**GIVEN INFORMATION**
▼▼▼
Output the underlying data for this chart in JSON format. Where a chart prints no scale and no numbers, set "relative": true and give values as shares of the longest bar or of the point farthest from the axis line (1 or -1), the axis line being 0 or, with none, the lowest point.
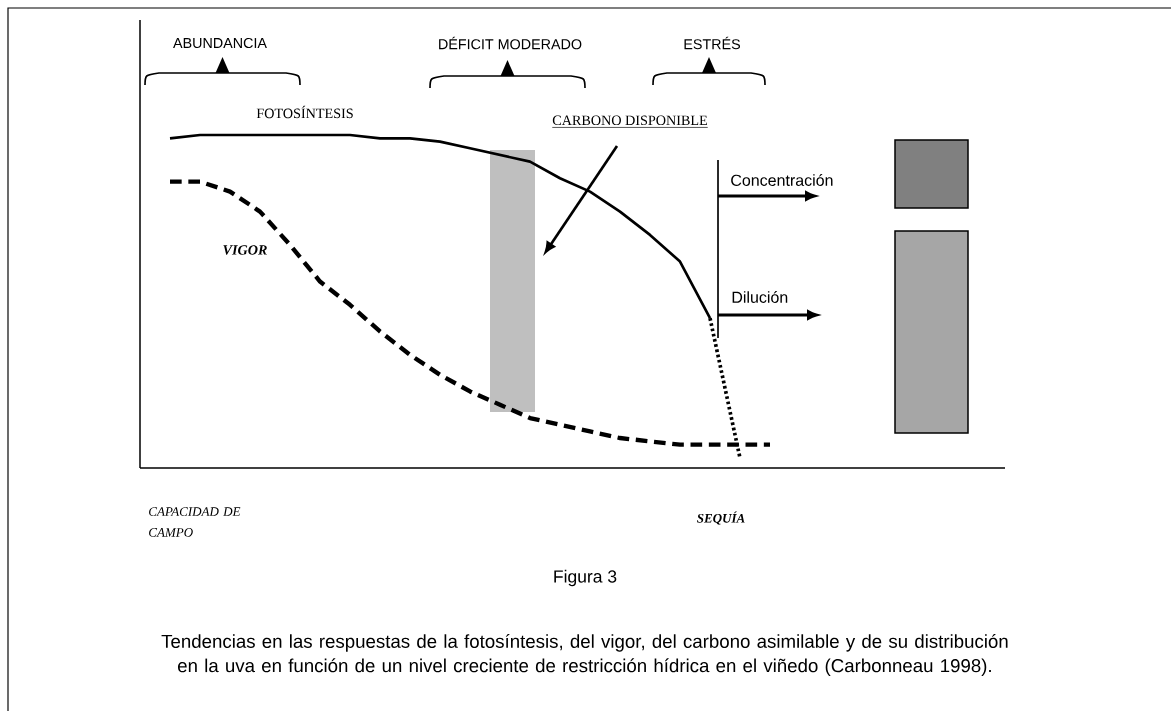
{
  "chart_data": {
    "type": "line",
    "relative": true,
    "title": "Figura 3",
    "categories": [
      null,
      null,
      null,
      null,
      null,
      null,
      null,
      null,
      null,
      null,
      null,
      null,
      null,
      null,
      null,
      null,
      null,
      null,
      null,
      null,
      null
    ],
    "series": [
      {
        "name": "FOTOSÍNTESIS",
        "color": "#000000",
        "line_style": "solid",
        "values": [
          0.99,
          1.0,
          1.0,
          1.0,
          1.0,
          1.0,
          1.0,
          0.99,
          0.99,
          0.98,
          0.96,
          0.94,
          0.92,
          0.87,
          0.83,
          0.77,
          0.7,
          0.62,
          0.45,
          null,
          null
        ]
      },
      {
        "color": "#000000",
        "line_style": "dotted",
        "values": [
          null,
          null,
          null,
          null,
          null,
          null,
          null,
          null,
          null,
          null,
          null,
          null,
          null,
          null,
          null,
          null,
          null,
          null,
          0.45,
          0.03,
          null
        ]
      },
      {
        "name": "VIGOR",
        "color": "#000000",
        "line_style": "dashed",
        "values": [
          0.86,
          0.86,
          0.83,
          0.77,
          0.67,
          0.56,
          0.49,
          0.41,
          0.34,
          0.28,
          0.23,
          0.19,
          0.15,
          0.13,
          0.11,
          0.09,
          0.08,
          0.07,
          0.07,
          0.07,
          0.07
        ]
      }
    ],
    "marker": "none",
    "annotations": [
      "ABUNDANCIA",
      "DÉFICIT MODERADO",
      "ESTRÉS",
      "CARBONO DISPONIBLE",
      "Concentración",
      "Dilución",
      "CAPACIDAD DE CAMPO",
      "SEQUÍA",
      "Tendencias en las respuestas de la fotosíntesis, del vigor, del carbono asimilable y de su distribución en la uva en función de un nivel creciente de restricción hídrica en el viñedo (Carbonneau 1998)."
    ]
  }
}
▲▲▲
**YOUR INSTRUCTIONS**
All the lines above are to be given again exactly as they read, with the pictures removed.

**ANSWER FOR THE TASK**
Output the underlying data for this chart in JSON format. Where a chart prints no scale and no numbers, set "relative": true and give values as shares of the longest bar or of the point farthest from the axis line (1 or -1), the axis line being 0 or, with none, the lowest point.
{
  "chart_data": {
    "type": "line",
    "relative": true,
    "title": "Figura 3",
    "categories": [
      null,
      null,
      null,
      null,
      null,
      null,
      null,
      null,
      null,
      null,
      null,
      null,
      null,
      null,
      null,
      null,
      null,
      null,
      null,
      null,
      null
    ],
    "series": [
      {
        "name": "FOTOSÍNTESIS",
        "color": "#000000",
        "line_style": "solid",
        "values": [
          0.99,
          1.0,
          1.0,
          1.0,
          1.0,
          1.0,
          1.0,
          0.99,
          0.99,
          0.98,
          0.96,
          0.94,
          0.92,
          0.87,
          0.83,
          0.77,
          0.7,
          0.62,
          0.45,
          null,
          null
        ]
      },
      {
        "color": "#000000",
        "line_style": "dotted",
        "values": [
          null,
          null,
          null,
          null,
          null,
          null,
          null,
          null,
          null,
          null,
          null,
          null,
          null,
          null,
          null,
          null,
          null,
          null,
          0.45,
          0.03,
          null
        ]
      },
      {
        "name": "VIGOR",
        "color": "#000000",
        "line_style": "dashed",
        "values": [
          0.86,
          0.86,
          0.83,
          0.77,
          0.67,
          0.56,
          0.49,
          0.41,
          0.34,
          0.28,
          0.23,
          0.19,
          0.15,
          0.13,
          0.11,
          0.09,
          0.08,
          0.07,
          0.07,
          0.07,
          0.07
        ]
      }
    ],
    "marker": "none",
    "annotations": [
      "ABUNDANCIA",
      "DÉFICIT MODERADO",
      "ESTRÉS",
      "CARBONO DISPONIBLE",
      "Concentración",
      "Dilución",
      "CAPACIDAD DE CAMPO",
      "SEQUÍA",
      "Tendencias en las respuestas de la fotosíntesis, del vigor, del carbono asimilable y de su distribución en la uva en función de un nivel creciente de restricción hídrica en el viñedo (Carbonneau 1998)."
    ]
  }
}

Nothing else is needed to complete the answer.